-------- Texte support

Question
4
Demanderez-vous un échocardiogramme en urgence ? de quel type ? pourquoi ? Argumentez…
Votre réponse :
Réponse attendue :
Oui. ETT et ETO, l’ETO étant d’autant plus informative que la prothèse est en position mitrale (ETO moins contributive pour les prothèses aortiques). L’ETO est à demander systématiquement en cas de suspicion de thrombose ou d’autres dysfonctions de prothèse. L’échocardiogramme peut montrer un thrombus de taille variable, plus ou moins mobile, le plus souvent sur la face atriale de la prothèse, ou un thrombus intra-atrial gauche, notamment dans l’auricule en raison de la FA. Ce thrombus peut être obstructif (s’il gêne le jeu des ailettes) ou non obstructif (si le jeu normal des deux ailettes est respecté). Si le thrombus est obstructif, les gradients transprothétiques (maximal et moyen, mesurés au doppler continu à l’apex) sont augmentés et la surface utile de la prothèse est diminuée ; ces paramètres sont normaux en cas de thrombose non obstructive. En cas de thrombose obstructive, il peut exister une fuite intraprothétique (par exemple, si une ailette est bloquée en position d’ouverture). Eventuellement, mais c’est peu probable dans ce cas, signes en faveur d’une endocardite infectieuse : végétation, abcès périprothétique, désinsertion partielle de la prothèse…
Question
5
Quel(s) autre(s) examen(s) complémentaire(s) allez-vous demander en urgence ?
Votre réponse :
Réponse attendue :
Un scanner cérébral ou au mieux une IRM, afin de préciser la nature, ischémique (scanner précoce habituellement normal dans ce cas) ou hémorragique de l’accident vasculaire cérébral. Des hémocultures et un bilan inflammatoire, bien que la patiente soit apyrétique, pour rechercher d’éventuels signes en faveur d’une endocardite infectieuse : NF, CRP, fibrine. Un écho-doppler des vaisseaux du cou, car l’AVC peut être lié à un athérome des artères cérébrales chez une patiente de 72 ans et non à une thrombose de prothèse.
Question
6
Quelle(s) thérapeutique(s) proposerez-vous en urgence ?

----------------
-------- Liste fournie

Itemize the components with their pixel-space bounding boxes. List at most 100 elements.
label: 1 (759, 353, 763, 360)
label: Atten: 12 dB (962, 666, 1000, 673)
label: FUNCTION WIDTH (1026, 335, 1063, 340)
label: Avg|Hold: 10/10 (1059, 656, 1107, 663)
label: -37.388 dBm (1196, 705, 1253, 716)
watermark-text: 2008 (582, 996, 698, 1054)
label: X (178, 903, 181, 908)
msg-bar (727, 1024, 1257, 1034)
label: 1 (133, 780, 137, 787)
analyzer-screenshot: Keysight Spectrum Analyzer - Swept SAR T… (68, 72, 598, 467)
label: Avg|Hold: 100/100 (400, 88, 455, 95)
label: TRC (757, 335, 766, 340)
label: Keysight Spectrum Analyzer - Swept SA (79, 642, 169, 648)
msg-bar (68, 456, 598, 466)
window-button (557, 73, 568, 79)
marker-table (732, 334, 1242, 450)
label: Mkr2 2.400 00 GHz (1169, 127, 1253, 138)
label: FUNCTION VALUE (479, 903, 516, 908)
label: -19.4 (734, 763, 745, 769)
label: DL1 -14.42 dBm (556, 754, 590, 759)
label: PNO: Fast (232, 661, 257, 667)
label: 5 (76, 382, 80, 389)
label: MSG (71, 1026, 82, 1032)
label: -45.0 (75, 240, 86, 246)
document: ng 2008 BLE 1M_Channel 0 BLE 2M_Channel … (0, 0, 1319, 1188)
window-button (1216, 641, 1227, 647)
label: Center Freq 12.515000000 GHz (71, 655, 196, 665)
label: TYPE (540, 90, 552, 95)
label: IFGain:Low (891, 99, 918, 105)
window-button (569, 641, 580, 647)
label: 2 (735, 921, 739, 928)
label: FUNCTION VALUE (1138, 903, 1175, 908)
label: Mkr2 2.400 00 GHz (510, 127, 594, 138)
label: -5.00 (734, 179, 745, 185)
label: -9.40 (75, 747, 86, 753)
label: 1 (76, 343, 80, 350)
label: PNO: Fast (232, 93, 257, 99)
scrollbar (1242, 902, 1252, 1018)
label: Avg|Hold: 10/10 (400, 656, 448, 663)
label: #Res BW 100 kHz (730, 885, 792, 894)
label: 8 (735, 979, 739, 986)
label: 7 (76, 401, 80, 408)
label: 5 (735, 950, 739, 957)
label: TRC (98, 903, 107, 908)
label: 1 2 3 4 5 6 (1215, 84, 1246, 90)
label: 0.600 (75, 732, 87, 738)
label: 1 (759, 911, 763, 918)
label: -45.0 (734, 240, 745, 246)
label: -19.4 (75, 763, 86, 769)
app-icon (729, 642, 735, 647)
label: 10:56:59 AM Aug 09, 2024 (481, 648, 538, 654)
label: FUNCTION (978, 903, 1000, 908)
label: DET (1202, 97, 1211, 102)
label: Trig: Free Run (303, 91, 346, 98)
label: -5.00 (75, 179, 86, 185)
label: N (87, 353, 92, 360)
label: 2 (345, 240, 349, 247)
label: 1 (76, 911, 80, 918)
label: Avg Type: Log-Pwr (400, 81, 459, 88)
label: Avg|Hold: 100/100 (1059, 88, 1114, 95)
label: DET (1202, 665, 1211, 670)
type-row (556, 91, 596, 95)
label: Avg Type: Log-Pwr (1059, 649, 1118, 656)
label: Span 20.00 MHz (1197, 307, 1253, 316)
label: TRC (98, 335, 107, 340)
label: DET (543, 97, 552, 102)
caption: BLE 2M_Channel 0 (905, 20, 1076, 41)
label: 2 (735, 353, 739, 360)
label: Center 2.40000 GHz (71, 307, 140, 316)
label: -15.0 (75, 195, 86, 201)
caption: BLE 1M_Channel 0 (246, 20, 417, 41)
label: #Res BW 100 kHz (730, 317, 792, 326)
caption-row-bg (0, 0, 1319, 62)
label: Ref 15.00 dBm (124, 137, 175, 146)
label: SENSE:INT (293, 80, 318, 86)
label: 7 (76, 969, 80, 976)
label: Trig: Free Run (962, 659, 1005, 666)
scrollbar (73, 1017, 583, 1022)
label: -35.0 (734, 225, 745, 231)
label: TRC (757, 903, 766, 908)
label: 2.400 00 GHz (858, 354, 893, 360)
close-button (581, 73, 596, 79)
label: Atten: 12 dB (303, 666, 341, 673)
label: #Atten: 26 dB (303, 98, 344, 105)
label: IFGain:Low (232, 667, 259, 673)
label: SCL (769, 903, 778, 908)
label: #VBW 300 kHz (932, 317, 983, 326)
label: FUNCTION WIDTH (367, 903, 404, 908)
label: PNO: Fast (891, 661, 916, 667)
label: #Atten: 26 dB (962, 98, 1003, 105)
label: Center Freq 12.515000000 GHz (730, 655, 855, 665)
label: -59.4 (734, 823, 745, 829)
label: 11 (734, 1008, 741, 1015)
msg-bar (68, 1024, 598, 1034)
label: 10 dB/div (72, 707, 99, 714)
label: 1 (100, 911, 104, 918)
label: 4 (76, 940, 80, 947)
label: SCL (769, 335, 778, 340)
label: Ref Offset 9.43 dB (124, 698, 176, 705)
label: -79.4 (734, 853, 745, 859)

----------------

_Consignes de travail_:
- 1) Répondez aux questions suivantes à partir du cas sur la thrombose de prothèse :
(a) Pour quelle position de la prothèse l'ETO est-elle la plus informative ?
(b) Sur quelle face de la prothèse le thrombus se trouve-t-il le plus souvent ?
(c) Quel âge a la patiente ?
- 2) Prolongez le cas sur la thrombose de prothèse à partir de la dernière question posée, en rédigeant la réponse attendue.

_Réponses successives_:
- 1)
(a) La position mitrale.
(b) Sur la face atriale.
(c) 72 ans.

- 2)
Votre réponse :
Réponse attendue :
En urgence, mise sous héparine, avec maintien de l’AVK à plus forte posologie. Seule l’héparine non fractionnée (HNF), intraveineuse continue (500 UI/kg/j) ou sous-cutanée en deux injections quotidiennes (0,1 mL/10 kg, 2 fois/j), a l’AMM chez les porteurs de prothèse valvulaire cardiaque, sous contrôle du TCA et de l’héparinémie. Les héparines de bas poids moléculaire (HBPM) sont souvent utilisées de nos jours, car il existe des études confirmant leur efficacité dans cette indication, mais il s’agit alors d’une utilisation hors AMM, sous la responsabilité du prescripteur. Ne pas oublier de vérifier la numération plaquettaire 2 fois/semaine tant que la patiente est sous héparine. Poursuite de l’héparine jusqu’à l’obtention de 2 INR successifs en zone cible. Dans le cas de cette patiente sous AVK à 2,3, il n’y a lieu de discuter ni d’une thrombolyse (avec le risque de transformer une zone ischémique cérébrale en AVC hémorragique) ni d’une réintervention, car le contexte est en faveur d’une thrombose non obstructive ; ces thérapeutiques seraient à discuter en cas de thrombose obstructive de prothèse.
Question
7
Quel suivi proposerez-vous ultérieurement ?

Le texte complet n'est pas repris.